WORK TO BE COMPLETED
Go through the material and pull out every line with the string "GmbH" in it.

• • • • • • •

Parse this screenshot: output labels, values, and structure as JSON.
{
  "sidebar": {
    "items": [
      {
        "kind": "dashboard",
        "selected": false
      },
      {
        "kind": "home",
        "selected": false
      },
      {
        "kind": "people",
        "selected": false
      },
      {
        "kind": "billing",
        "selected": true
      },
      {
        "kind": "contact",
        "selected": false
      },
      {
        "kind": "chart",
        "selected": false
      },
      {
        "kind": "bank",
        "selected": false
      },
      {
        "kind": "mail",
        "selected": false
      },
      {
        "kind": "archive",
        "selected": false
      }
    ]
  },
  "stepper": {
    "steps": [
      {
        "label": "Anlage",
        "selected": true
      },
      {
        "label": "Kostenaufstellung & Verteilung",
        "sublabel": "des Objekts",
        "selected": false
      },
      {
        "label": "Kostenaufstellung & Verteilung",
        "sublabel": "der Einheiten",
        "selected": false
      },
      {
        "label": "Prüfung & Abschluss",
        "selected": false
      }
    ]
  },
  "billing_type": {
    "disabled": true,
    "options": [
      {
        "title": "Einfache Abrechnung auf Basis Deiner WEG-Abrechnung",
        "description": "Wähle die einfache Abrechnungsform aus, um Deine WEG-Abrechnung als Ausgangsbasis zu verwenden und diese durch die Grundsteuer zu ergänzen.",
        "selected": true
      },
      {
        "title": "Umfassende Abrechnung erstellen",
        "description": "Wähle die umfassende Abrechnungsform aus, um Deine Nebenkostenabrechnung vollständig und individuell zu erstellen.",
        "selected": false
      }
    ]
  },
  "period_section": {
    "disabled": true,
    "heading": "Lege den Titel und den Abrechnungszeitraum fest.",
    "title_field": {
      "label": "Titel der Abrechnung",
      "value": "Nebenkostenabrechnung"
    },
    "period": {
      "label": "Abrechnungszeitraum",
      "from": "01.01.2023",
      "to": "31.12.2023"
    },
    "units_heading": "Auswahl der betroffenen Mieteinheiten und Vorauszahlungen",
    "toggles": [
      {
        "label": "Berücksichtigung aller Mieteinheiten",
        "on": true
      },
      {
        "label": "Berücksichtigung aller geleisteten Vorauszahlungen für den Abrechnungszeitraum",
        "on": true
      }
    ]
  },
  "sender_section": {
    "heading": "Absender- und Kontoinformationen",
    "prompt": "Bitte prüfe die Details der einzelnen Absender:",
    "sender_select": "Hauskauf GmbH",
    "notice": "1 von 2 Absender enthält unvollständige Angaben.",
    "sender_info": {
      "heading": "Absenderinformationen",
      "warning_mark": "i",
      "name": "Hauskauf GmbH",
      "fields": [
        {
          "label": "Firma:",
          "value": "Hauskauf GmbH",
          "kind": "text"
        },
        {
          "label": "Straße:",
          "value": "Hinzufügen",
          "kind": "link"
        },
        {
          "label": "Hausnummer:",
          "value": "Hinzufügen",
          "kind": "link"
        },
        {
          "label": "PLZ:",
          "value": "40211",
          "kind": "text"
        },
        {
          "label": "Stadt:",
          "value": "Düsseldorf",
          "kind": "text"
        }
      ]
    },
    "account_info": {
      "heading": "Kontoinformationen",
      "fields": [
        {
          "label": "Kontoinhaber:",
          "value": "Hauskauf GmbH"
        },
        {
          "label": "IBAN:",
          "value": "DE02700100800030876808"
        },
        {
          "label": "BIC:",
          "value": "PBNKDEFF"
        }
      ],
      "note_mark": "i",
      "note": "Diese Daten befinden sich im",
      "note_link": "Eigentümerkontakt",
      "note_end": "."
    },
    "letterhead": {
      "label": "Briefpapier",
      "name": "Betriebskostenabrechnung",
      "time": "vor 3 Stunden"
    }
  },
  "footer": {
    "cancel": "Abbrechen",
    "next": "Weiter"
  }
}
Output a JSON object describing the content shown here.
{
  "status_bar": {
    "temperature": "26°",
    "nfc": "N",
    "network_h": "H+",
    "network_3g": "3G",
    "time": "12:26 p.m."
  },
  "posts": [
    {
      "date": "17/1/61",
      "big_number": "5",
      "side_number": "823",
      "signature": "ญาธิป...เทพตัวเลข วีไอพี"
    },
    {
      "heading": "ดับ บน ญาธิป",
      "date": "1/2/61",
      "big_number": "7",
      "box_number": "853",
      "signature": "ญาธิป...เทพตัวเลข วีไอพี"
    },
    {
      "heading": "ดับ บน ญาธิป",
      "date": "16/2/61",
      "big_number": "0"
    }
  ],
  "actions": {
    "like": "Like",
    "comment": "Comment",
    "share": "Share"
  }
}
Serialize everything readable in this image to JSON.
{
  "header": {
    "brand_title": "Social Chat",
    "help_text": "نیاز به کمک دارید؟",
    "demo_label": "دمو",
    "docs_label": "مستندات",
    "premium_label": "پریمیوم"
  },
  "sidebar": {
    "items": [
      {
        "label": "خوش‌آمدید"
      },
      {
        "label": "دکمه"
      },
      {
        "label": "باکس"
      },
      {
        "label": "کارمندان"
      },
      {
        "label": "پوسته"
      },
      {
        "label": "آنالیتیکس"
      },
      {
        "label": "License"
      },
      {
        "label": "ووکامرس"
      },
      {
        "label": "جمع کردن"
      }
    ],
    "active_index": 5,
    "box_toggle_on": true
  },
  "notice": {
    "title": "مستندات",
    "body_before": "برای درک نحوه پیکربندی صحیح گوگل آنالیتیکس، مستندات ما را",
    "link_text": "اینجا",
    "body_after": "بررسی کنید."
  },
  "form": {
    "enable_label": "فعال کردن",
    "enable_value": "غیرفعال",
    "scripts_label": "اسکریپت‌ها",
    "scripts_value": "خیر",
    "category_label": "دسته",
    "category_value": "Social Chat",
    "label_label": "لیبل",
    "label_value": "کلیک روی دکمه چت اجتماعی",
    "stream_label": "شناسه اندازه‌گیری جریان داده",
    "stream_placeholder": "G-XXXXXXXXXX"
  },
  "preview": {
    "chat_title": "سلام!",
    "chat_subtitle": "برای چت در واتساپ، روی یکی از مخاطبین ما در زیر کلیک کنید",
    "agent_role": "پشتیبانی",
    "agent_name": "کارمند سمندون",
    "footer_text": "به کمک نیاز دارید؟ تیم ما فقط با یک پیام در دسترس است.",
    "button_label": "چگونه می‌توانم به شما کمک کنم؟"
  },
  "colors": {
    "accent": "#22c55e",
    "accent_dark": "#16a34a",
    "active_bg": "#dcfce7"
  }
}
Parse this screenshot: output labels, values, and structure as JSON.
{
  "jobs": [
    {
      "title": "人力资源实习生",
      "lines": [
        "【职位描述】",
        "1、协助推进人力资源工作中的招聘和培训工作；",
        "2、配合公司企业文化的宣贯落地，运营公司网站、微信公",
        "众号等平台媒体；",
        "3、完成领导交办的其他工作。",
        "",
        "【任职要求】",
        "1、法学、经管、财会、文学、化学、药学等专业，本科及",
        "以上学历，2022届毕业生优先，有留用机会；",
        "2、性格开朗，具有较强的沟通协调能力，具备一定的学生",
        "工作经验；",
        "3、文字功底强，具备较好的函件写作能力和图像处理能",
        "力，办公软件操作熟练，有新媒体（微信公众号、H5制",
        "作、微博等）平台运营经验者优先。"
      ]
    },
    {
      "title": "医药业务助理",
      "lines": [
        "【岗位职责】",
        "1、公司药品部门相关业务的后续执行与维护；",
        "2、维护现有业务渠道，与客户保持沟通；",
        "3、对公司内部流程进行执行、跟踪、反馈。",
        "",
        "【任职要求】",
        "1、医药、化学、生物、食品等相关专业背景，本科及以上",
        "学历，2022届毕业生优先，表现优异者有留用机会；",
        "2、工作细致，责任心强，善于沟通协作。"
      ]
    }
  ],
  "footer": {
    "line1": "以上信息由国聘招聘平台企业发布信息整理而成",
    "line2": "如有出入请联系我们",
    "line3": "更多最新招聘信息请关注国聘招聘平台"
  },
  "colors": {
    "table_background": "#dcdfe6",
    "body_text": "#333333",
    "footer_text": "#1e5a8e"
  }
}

• • • • • • •

ANSWER BELOW
    "sender_select": "Hauskauf GmbH",
      "name": "Hauskauf GmbH",
          "value": "Hauskauf GmbH",
          "value": "Hauskauf GmbH"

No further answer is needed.